(Data entries)

● ● ● ● ●

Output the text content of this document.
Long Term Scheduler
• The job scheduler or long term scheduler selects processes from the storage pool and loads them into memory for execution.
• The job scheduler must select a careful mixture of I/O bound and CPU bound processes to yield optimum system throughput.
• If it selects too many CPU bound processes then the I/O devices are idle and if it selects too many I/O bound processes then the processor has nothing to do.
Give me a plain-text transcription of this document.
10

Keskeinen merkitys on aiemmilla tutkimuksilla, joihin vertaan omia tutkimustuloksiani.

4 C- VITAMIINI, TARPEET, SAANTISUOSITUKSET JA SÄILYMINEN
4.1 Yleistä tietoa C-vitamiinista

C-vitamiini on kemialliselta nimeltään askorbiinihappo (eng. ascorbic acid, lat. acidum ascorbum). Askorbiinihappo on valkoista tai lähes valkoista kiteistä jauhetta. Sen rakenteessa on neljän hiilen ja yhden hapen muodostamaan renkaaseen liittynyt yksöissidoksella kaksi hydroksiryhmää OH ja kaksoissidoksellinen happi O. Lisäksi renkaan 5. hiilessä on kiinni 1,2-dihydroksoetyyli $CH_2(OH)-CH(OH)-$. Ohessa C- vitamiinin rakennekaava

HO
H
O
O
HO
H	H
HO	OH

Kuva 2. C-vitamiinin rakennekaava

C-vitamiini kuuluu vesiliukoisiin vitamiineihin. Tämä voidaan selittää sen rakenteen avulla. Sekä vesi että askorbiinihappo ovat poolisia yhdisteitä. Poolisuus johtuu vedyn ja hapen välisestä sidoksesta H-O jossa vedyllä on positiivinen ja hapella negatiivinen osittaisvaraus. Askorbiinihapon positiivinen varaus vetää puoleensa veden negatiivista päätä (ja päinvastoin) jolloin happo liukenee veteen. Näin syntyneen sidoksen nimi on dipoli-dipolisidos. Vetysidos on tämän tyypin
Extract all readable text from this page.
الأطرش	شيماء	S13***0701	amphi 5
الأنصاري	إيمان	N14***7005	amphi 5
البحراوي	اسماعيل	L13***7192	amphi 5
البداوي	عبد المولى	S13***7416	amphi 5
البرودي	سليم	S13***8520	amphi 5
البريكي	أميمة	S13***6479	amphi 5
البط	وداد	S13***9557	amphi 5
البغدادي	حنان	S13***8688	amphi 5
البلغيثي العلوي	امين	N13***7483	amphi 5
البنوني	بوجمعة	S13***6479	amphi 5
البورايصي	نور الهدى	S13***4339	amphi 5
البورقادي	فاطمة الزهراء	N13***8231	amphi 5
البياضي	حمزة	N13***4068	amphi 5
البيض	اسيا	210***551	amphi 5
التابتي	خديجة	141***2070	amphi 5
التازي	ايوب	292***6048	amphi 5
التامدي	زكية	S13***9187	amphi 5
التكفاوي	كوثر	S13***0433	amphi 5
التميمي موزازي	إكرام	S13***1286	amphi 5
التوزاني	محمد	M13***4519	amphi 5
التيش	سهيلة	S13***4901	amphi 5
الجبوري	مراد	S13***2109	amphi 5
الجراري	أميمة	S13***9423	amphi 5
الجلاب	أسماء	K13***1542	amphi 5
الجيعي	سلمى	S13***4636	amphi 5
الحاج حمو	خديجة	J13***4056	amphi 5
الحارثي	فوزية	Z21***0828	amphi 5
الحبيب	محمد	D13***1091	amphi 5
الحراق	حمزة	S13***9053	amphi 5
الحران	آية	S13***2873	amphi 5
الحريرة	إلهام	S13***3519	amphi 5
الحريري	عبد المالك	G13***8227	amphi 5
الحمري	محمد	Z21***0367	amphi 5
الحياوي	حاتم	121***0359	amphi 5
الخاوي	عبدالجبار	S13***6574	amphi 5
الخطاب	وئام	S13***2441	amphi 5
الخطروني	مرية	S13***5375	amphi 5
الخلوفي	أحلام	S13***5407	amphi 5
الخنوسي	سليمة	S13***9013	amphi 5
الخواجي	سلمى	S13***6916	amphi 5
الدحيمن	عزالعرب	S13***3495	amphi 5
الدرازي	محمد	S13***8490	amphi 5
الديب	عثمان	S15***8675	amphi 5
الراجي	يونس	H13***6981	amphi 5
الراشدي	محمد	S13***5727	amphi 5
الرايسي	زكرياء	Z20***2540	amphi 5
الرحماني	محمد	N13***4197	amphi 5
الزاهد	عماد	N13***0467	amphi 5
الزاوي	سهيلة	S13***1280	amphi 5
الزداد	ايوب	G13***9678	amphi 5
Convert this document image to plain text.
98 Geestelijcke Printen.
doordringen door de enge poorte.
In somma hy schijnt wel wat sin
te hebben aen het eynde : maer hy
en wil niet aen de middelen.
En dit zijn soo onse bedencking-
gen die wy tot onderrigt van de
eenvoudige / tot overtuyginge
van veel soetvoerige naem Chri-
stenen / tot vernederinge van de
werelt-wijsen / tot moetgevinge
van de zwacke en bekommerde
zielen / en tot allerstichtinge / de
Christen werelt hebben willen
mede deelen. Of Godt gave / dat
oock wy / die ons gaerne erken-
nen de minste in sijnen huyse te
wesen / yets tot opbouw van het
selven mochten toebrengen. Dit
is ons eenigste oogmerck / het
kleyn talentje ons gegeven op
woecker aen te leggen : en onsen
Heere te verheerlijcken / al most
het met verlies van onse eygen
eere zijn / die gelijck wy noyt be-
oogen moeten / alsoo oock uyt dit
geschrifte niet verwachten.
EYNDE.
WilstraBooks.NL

● ● ● ● ●

**Task prompt:**
Pull out every line in the data above that has the word "ايوب".

**The result:**
التازي	ايوب	292***6048	amphi 5
الزداد	ايوب	G13***9678	amphi 5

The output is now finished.